- Task requirements: Reproduce all records exactly.

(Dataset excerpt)
┄┄┄┄┄┄┄┄┄┄

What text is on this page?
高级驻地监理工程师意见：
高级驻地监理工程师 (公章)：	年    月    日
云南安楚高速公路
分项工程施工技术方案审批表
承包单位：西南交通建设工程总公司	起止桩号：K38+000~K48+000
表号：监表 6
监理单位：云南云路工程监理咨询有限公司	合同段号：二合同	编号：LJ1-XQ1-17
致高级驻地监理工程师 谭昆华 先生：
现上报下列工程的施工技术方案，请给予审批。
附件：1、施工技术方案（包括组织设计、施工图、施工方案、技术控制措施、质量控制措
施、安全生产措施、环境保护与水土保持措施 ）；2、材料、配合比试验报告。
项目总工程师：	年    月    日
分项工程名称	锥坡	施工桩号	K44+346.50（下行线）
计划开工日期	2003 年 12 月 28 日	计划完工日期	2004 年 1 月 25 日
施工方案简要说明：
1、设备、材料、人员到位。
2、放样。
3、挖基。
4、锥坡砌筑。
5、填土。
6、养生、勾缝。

┄┄┄┄┄┄┄┄┄┄

- The result:
What text is on this page?
高级驻地监理工程师意见：
高级驻地监理工程师 (公章)：	年    月    日
云南安楚高速公路
分项工程施工技术方案审批表
承包单位：西南交通建设工程总公司	起止桩号：K38+000~K48+000
表号：监表 6
监理单位：云南云路工程监理咨询有限公司	合同段号：二合同	编号：LJ1-XQ1-17
致高级驻地监理工程师 谭昆华 先生：
现上报下列工程的施工技术方案，请给予审批。
附件：1、施工技术方案（包括组织设计、施工图、施工方案、技术控制措施、质量控制措
施、安全生产措施、环境保护与水土保持措施 ）；2、材料、配合比试验报告。
项目总工程师：	年    月    日
分项工程名称	锥坡	施工桩号	K44+346.50（下行线）
计划开工日期	2003 年 12 月 28 日	计划完工日期	2004 年 1 月 25 日
施工方案简要说明：
1、设备、材料、人员到位。
2、放样。
3、挖基。
4、锥坡砌筑。
5、填土。
6、养生、勾缝。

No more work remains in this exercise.